### DATASET RECORDS
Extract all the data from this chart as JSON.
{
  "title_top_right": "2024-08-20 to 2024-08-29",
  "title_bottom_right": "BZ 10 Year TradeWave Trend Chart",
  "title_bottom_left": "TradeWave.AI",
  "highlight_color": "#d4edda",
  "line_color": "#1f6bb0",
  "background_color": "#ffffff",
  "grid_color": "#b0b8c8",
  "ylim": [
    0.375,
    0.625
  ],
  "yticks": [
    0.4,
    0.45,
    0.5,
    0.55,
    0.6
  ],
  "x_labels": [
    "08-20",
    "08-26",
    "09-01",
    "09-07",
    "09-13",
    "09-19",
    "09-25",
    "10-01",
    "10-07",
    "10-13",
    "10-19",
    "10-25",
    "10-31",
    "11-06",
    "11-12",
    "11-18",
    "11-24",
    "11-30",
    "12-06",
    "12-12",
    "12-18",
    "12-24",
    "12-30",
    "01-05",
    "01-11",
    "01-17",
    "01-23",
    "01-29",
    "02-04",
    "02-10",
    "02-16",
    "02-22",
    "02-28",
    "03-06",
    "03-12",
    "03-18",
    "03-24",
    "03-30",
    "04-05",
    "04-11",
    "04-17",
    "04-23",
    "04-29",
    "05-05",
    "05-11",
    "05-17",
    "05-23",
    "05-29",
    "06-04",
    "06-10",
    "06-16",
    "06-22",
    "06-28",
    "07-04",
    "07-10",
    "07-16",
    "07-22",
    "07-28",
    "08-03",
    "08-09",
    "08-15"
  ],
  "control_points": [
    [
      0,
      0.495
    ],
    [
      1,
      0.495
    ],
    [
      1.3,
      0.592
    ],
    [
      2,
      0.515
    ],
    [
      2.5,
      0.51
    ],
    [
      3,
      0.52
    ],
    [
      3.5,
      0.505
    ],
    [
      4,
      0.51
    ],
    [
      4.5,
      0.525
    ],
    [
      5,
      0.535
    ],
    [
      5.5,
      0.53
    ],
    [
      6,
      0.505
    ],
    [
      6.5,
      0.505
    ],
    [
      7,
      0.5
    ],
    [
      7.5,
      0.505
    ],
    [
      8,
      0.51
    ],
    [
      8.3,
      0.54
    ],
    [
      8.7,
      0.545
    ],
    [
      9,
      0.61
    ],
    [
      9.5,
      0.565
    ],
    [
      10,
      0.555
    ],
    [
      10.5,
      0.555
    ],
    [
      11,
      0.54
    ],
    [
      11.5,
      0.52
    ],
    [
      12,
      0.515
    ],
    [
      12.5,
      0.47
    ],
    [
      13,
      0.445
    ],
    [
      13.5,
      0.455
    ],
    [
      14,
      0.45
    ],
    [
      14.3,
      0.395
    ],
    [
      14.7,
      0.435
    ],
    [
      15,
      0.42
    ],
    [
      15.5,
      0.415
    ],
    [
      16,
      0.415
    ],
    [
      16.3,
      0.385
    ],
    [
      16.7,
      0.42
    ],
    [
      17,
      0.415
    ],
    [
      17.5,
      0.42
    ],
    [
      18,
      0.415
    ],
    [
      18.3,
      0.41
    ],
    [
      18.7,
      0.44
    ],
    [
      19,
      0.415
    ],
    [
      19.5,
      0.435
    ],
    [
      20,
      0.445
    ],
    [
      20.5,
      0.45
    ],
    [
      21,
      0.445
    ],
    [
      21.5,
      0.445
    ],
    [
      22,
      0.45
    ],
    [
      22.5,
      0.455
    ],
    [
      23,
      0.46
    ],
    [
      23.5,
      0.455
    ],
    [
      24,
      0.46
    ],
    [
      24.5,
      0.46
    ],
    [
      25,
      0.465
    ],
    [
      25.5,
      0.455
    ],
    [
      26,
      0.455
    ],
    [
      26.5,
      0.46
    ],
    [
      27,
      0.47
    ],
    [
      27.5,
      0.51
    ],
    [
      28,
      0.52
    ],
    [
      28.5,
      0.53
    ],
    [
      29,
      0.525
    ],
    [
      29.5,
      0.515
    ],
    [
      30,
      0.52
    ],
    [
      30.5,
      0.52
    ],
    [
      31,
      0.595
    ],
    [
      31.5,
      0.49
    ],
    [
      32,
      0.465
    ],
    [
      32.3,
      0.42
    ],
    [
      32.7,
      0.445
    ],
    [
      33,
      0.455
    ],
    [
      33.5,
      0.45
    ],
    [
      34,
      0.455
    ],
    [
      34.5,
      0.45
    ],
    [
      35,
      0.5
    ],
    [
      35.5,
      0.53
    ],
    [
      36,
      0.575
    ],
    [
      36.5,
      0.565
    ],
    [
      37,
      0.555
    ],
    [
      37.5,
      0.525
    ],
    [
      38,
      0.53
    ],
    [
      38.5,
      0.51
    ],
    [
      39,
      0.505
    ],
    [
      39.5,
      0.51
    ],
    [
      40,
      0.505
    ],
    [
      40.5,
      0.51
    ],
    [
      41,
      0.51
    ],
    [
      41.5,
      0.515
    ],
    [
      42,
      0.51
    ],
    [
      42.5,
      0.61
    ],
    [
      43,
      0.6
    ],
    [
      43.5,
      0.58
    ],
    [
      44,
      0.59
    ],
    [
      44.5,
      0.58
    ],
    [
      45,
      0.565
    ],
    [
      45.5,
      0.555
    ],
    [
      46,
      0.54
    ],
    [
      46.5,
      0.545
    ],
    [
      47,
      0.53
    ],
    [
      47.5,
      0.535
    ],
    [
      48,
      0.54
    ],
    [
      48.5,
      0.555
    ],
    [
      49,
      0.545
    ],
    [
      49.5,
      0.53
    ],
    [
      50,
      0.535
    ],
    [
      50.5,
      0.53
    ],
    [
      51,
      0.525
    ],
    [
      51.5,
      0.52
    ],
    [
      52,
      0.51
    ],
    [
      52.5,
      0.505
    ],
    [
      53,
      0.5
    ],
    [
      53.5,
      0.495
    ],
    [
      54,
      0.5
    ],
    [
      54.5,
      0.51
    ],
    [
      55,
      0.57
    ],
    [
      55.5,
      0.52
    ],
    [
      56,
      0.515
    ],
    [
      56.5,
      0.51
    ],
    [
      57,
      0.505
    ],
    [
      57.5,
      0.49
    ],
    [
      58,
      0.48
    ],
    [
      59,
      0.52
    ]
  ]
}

### WHAT TO PRODUCE
Scan the material for lines with the word "TradeWave", and copy each line you find.

### WRITTEN REPLY
  "title_bottom_right": "BZ 10 Year TradeWave Trend Chart",
  "title_bottom_left": "TradeWave.AI",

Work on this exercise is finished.